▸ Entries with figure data
────

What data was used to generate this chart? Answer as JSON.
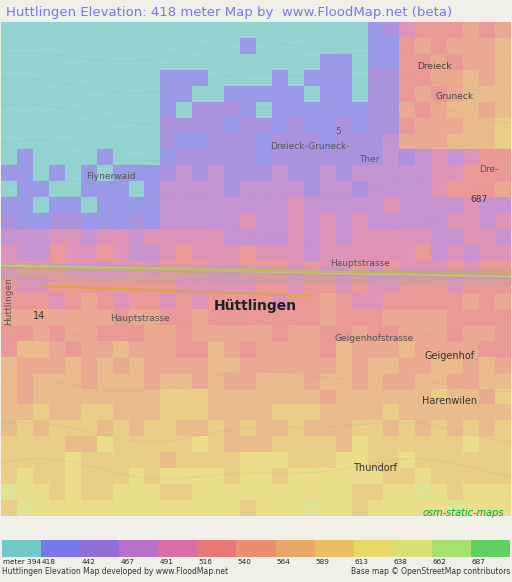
{
  "title": "Huttlingen Elevation: 418 meter Map by  www.FloodMap.net (beta)",
  "title_color": "#7777ee",
  "title_fontsize": 9.5,
  "bg_color": "#f0f0e8",
  "map_bg": "#ddeedd",
  "colorbar_labels": [
    "meter 394",
    "418",
    "442",
    "467",
    "491",
    "516",
    "540",
    "564",
    "589",
    "613",
    "638",
    "662",
    "687"
  ],
  "colorbar_colors": [
    "#70c8c8",
    "#7878e8",
    "#9070d8",
    "#b870c8",
    "#d870a8",
    "#e87878",
    "#e89070",
    "#e8a868",
    "#e8c060",
    "#e8d868",
    "#d8e070",
    "#a8e070",
    "#60d060"
  ],
  "footer_left": "Huttlingen Elevation Map developed by www.FloodMap.net",
  "footer_right": "Base map © OpenStreetMap contributors",
  "osm_label": "osm-static-maps",
  "osm_color": "#00aa44",
  "title_bg": "#f0f0e8",
  "cb_bg": "#f0f0e8"
}
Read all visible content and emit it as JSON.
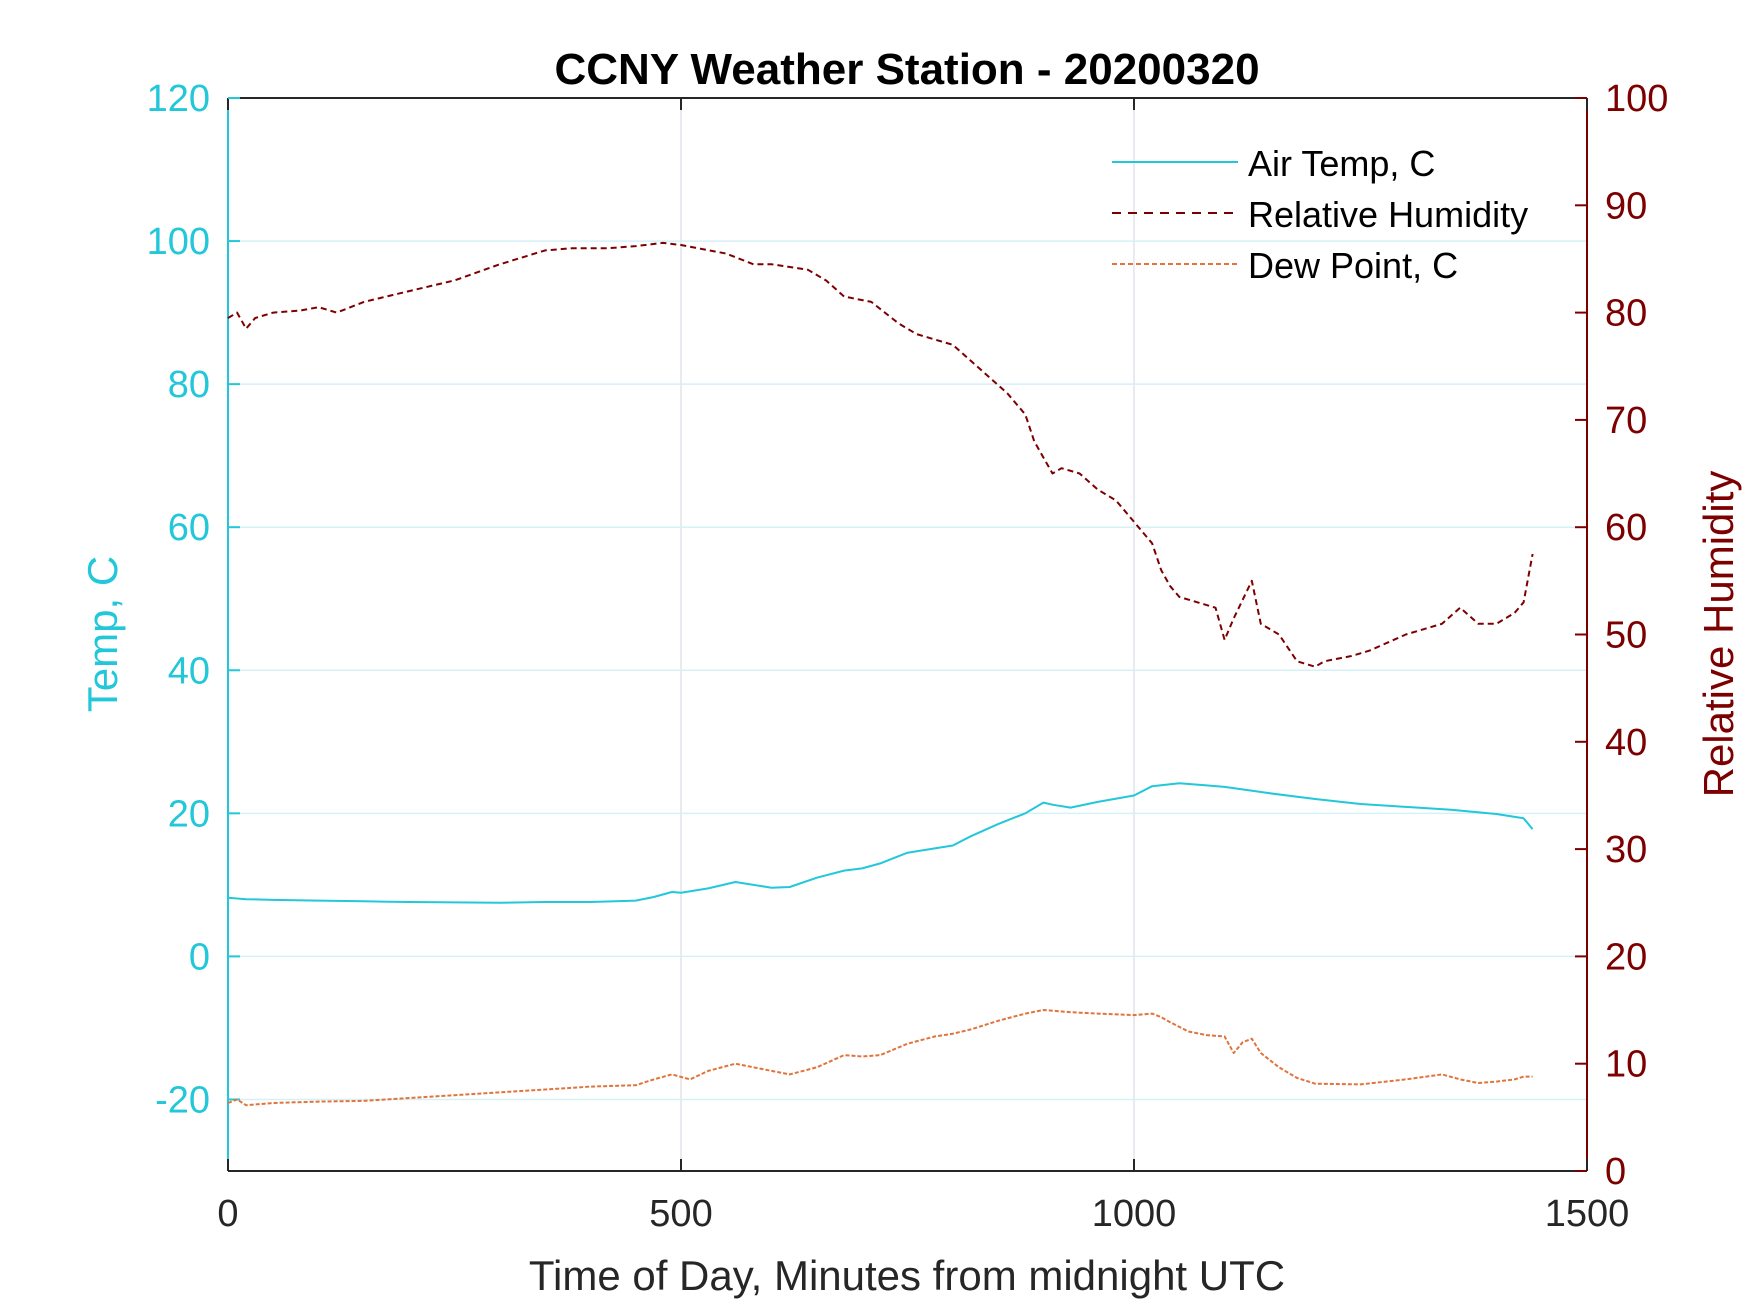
{
  "chart_data": {
    "type": "line",
    "title": "CCNY Weather Station - 20200320",
    "xlabel": "Time of Day, Minutes from midnight UTC",
    "ylabel_left": "Temp, C",
    "ylabel_right": "Relative Humidity",
    "xlim": [
      0,
      1500
    ],
    "ylim_left": [
      -30,
      120
    ],
    "ylim_right": [
      0,
      100
    ],
    "x_ticks": [
      "0",
      "500",
      "1000",
      "1500"
    ],
    "y_ticks_left": [
      "-20",
      "0",
      "20",
      "40",
      "60",
      "80",
      "100",
      "120"
    ],
    "y_ticks_right": [
      "0",
      "10",
      "20",
      "30",
      "40",
      "50",
      "60",
      "70",
      "80",
      "90",
      "100"
    ],
    "grid": true,
    "legend_position": "top-right",
    "colors": {
      "left_axis": "#22c7d9",
      "right_axis": "#7d0000",
      "air_temp": "#22c7d9",
      "humidity": "#7d0000",
      "dew_point": "#e0743c"
    },
    "series": [
      {
        "name": "Air Temp, C",
        "axis": "left",
        "x": [
          0,
          20,
          50,
          100,
          150,
          200,
          300,
          350,
          400,
          450,
          470,
          490,
          500,
          530,
          560,
          600,
          620,
          650,
          680,
          700,
          720,
          750,
          800,
          820,
          850,
          880,
          900,
          910,
          930,
          960,
          1000,
          1020,
          1050,
          1080,
          1100,
          1150,
          1200,
          1250,
          1300,
          1350,
          1400,
          1430,
          1440
        ],
        "values": [
          8.2,
          8.0,
          7.9,
          7.8,
          7.7,
          7.6,
          7.5,
          7.6,
          7.6,
          7.8,
          8.3,
          9.0,
          8.9,
          9.5,
          10.4,
          9.6,
          9.7,
          11.0,
          12.0,
          12.3,
          13.0,
          14.5,
          15.5,
          16.8,
          18.5,
          20.0,
          21.5,
          21.2,
          20.8,
          21.6,
          22.5,
          23.8,
          24.2,
          23.9,
          23.7,
          22.8,
          22.0,
          21.3,
          20.9,
          20.5,
          19.9,
          19.3,
          17.8
        ]
      },
      {
        "name": "Relative Humidity",
        "axis": "right",
        "x": [
          0,
          10,
          20,
          30,
          50,
          80,
          100,
          120,
          150,
          200,
          250,
          300,
          350,
          380,
          420,
          450,
          480,
          500,
          550,
          580,
          600,
          640,
          660,
          680,
          710,
          740,
          760,
          800,
          820,
          840,
          860,
          880,
          890,
          900,
          910,
          920,
          940,
          960,
          980,
          1000,
          1020,
          1030,
          1040,
          1050,
          1070,
          1090,
          1100,
          1110,
          1130,
          1140,
          1160,
          1180,
          1200,
          1210,
          1240,
          1260,
          1300,
          1340,
          1360,
          1380,
          1400,
          1420,
          1430,
          1440
        ],
        "values": [
          79.5,
          80,
          78.5,
          79.5,
          80,
          80.2,
          80.5,
          80,
          81,
          82,
          83,
          84.5,
          85.8,
          86,
          86,
          86.2,
          86.5,
          86.3,
          85.5,
          84.5,
          84.5,
          84,
          83,
          81.5,
          81,
          79,
          78,
          77,
          75.5,
          74,
          72.5,
          70.5,
          68,
          66.5,
          65,
          65.5,
          65,
          63.5,
          62.5,
          60.5,
          58.5,
          56,
          54.5,
          53.5,
          53,
          52.5,
          49.5,
          51.5,
          55,
          51,
          50,
          47.5,
          47,
          47.5,
          48,
          48.5,
          50,
          51,
          52.5,
          51,
          51,
          52,
          53,
          57.5
        ]
      },
      {
        "name": "Dew Point, C",
        "axis": "left",
        "x": [
          0,
          10,
          20,
          50,
          100,
          150,
          200,
          250,
          300,
          350,
          400,
          450,
          470,
          490,
          510,
          530,
          560,
          600,
          620,
          650,
          680,
          700,
          720,
          750,
          780,
          800,
          820,
          850,
          880,
          900,
          930,
          960,
          1000,
          1020,
          1030,
          1040,
          1060,
          1080,
          1100,
          1110,
          1120,
          1130,
          1140,
          1160,
          1180,
          1200,
          1250,
          1300,
          1340,
          1360,
          1380,
          1400,
          1420,
          1430,
          1440
        ],
        "values": [
          -20.5,
          -20,
          -20.8,
          -20.5,
          -20.3,
          -20.2,
          -19.8,
          -19.4,
          -19,
          -18.6,
          -18.2,
          -18,
          -17.2,
          -16.5,
          -17.2,
          -16,
          -15,
          -16,
          -16.5,
          -15.5,
          -13.8,
          -14,
          -13.8,
          -12.2,
          -11.2,
          -10.8,
          -10.2,
          -9.0,
          -8.0,
          -7.5,
          -7.8,
          -8.0,
          -8.2,
          -8.0,
          -8.5,
          -9.2,
          -10.5,
          -11,
          -11.2,
          -13.5,
          -12,
          -11.5,
          -13.5,
          -15.5,
          -17,
          -17.8,
          -17.9,
          -17.2,
          -16.5,
          -17.2,
          -17.7,
          -17.5,
          -17.2,
          -16.8,
          -16.8
        ]
      }
    ]
  }
}
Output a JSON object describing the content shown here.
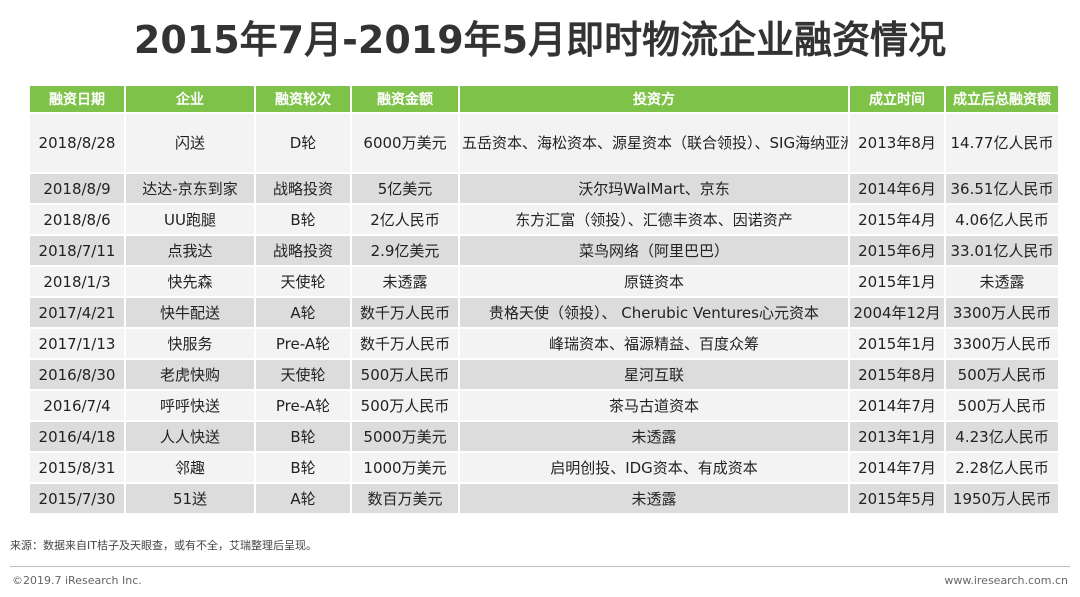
{
  "title": "2015年7月-2019年5月即时物流企业融资情况",
  "table": {
    "headers": [
      "融资日期",
      "企业",
      "融资轮次",
      "融资金额",
      "投资方",
      "成立时间",
      "成立后总融资额"
    ],
    "rows": [
      [
        "2018/8/28",
        "闪送",
        "D轮",
        "6000万美元",
        "五岳资本、海松资本、源星资本（联合领投）、SIG海纳亚洲创投、顺为资本、华联长山兴、顺亮投资、赫斯特资本、光源资本",
        "2013年8月",
        "14.77亿人民币"
      ],
      [
        "2018/8/9",
        "达达-京东到家",
        "战略投资",
        "5亿美元",
        "沃尔玛WalMart、京东",
        "2014年6月",
        "36.51亿人民币"
      ],
      [
        "2018/8/6",
        "UU跑腿",
        "B轮",
        "2亿人民币",
        "东方汇富（领投）、汇德丰资本、因诺资产",
        "2015年4月",
        "4.06亿人民币"
      ],
      [
        "2018/7/11",
        "点我达",
        "战略投资",
        "2.9亿美元",
        "菜鸟网络（阿里巴巴）",
        "2015年6月",
        "33.01亿人民币"
      ],
      [
        "2018/1/3",
        "快先森",
        "天使轮",
        "未透露",
        "原链资本",
        "2015年1月",
        "未透露"
      ],
      [
        "2017/4/21",
        "快牛配送",
        "A轮",
        "数千万人民币",
        "贵格天使（领投）、 Cherubic Ventures心元资本",
        "2004年12月",
        "3300万人民币"
      ],
      [
        "2017/1/13",
        "快服务",
        "Pre-A轮",
        "数千万人民币",
        "峰瑞资本、福源精益、百度众筹",
        "2015年1月",
        "3300万人民币"
      ],
      [
        "2016/8/30",
        "老虎快购",
        "天使轮",
        "500万人民币",
        "星河互联",
        "2015年8月",
        "500万人民币"
      ],
      [
        "2016/7/4",
        "呼呼快送",
        "Pre-A轮",
        "500万人民币",
        "茶马古道资本",
        "2014年7月",
        "500万人民币"
      ],
      [
        "2016/4/18",
        "人人快送",
        "B轮",
        "5000万美元",
        "未透露",
        "2013年1月",
        "4.23亿人民币"
      ],
      [
        "2015/8/31",
        "邻趣",
        "B轮",
        "1000万美元",
        "启明创投、IDG资本、有成资本",
        "2014年7月",
        "2.28亿人民币"
      ],
      [
        "2015/7/30",
        "51送",
        "A轮",
        "数百万美元",
        "未透露",
        "2015年5月",
        "1950万人民币"
      ]
    ]
  },
  "source_note": "来源：数据来自IT桔子及天眼查，或有不全，艾瑞整理后呈现。",
  "footer": {
    "copyright": "©2019.7 iResearch Inc.",
    "website": "www.iresearch.com.cn"
  },
  "colors": {
    "header_bg": "#7fc24a",
    "row_light": "#f3f3f3",
    "row_dark": "#dcdcdc"
  }
}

────

▸ Work required
Pick out each line containing the string "meter" and copy it.

▸ The output
  "title": "Huttlingen Elevation: 418 meter Map by  www.FloodMap.net (beta)",
    "meter 394",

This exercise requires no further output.